_EXTRACTED ENTRIES_.
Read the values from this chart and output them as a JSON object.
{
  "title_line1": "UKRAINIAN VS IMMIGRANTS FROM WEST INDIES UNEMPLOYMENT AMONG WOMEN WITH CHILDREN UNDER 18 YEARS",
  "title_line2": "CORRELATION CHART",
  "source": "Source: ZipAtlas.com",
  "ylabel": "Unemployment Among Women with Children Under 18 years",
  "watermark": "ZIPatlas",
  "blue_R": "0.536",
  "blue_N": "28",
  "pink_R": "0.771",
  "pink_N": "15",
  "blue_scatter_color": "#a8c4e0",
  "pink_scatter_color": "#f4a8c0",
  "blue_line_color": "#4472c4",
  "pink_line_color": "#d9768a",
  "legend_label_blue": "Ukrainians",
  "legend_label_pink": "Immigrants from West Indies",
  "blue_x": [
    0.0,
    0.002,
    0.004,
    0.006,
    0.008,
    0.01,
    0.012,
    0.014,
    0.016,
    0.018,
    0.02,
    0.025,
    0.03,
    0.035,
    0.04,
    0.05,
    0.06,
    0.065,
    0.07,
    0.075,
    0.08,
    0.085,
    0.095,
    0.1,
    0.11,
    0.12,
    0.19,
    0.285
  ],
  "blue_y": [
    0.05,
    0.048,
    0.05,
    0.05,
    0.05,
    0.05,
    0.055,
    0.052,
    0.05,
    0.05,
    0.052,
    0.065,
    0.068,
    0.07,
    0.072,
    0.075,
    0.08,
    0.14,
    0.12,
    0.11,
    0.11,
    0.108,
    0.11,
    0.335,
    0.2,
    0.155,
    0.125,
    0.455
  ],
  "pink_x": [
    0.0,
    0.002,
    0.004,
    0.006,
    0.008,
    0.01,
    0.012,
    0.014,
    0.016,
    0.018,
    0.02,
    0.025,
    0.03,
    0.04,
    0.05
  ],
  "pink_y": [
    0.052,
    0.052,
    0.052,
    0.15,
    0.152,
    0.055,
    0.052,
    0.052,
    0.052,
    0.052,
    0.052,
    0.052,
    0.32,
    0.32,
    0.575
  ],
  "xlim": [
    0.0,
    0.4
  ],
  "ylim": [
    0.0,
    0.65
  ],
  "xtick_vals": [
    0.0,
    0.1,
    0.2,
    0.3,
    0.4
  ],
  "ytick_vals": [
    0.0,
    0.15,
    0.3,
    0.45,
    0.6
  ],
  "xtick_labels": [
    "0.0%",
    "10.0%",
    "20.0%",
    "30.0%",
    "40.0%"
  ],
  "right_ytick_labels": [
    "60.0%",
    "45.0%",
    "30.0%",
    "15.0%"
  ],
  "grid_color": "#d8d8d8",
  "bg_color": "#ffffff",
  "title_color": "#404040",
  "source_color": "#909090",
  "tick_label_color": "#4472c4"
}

_AIM_. Print all the data exactly.

_RESPONSE TO THIS TASK_.
Read the values from this chart and output them as a JSON object.
{
  "title_line1": "UKRAINIAN VS IMMIGRANTS FROM WEST INDIES UNEMPLOYMENT AMONG WOMEN WITH CHILDREN UNDER 18 YEARS",
  "title_line2": "CORRELATION CHART",
  "source": "Source: ZipAtlas.com",
  "ylabel": "Unemployment Among Women with Children Under 18 years",
  "watermark": "ZIPatlas",
  "blue_R": "0.536",
  "blue_N": "28",
  "pink_R": "0.771",
  "pink_N": "15",
  "blue_scatter_color": "#a8c4e0",
  "pink_scatter_color": "#f4a8c0",
  "blue_line_color": "#4472c4",
  "pink_line_color": "#d9768a",
  "legend_label_blue": "Ukrainians",
  "legend_label_pink": "Immigrants from West Indies",
  "blue_x": [
    0.0,
    0.002,
    0.004,
    0.006,
    0.008,
    0.01,
    0.012,
    0.014,
    0.016,
    0.018,
    0.02,
    0.025,
    0.03,
    0.035,
    0.04,
    0.05,
    0.06,
    0.065,
    0.07,
    0.075,
    0.08,
    0.085,
    0.095,
    0.1,
    0.11,
    0.12,
    0.19,
    0.285
  ],
  "blue_y": [
    0.05,
    0.048,
    0.05,
    0.05,
    0.05,
    0.05,
    0.055,
    0.052,
    0.05,
    0.05,
    0.052,
    0.065,
    0.068,
    0.07,
    0.072,
    0.075,
    0.08,
    0.14,
    0.12,
    0.11,
    0.11,
    0.108,
    0.11,
    0.335,
    0.2,
    0.155,
    0.125,
    0.455
  ],
  "pink_x": [
    0.0,
    0.002,
    0.004,
    0.006,
    0.008,
    0.01,
    0.012,
    0.014,
    0.016,
    0.018,
    0.02,
    0.025,
    0.03,
    0.04,
    0.05
  ],
  "pink_y": [
    0.052,
    0.052,
    0.052,
    0.15,
    0.152,
    0.055,
    0.052,
    0.052,
    0.052,
    0.052,
    0.052,
    0.052,
    0.32,
    0.32,
    0.575
  ],
  "xlim": [
    0.0,
    0.4
  ],
  "ylim": [
    0.0,
    0.65
  ],
  "xtick_vals": [
    0.0,
    0.1,
    0.2,
    0.3,
    0.4
  ],
  "ytick_vals": [
    0.0,
    0.15,
    0.3,
    0.45,
    0.6
  ],
  "xtick_labels": [
    "0.0%",
    "10.0%",
    "20.0%",
    "30.0%",
    "40.0%"
  ],
  "right_ytick_labels": [
    "60.0%",
    "45.0%",
    "30.0%",
    "15.0%"
  ],
  "grid_color": "#d8d8d8",
  "bg_color": "#ffffff",
  "title_color": "#404040",
  "source_color": "#909090",
  "tick_label_color": "#4472c4"
}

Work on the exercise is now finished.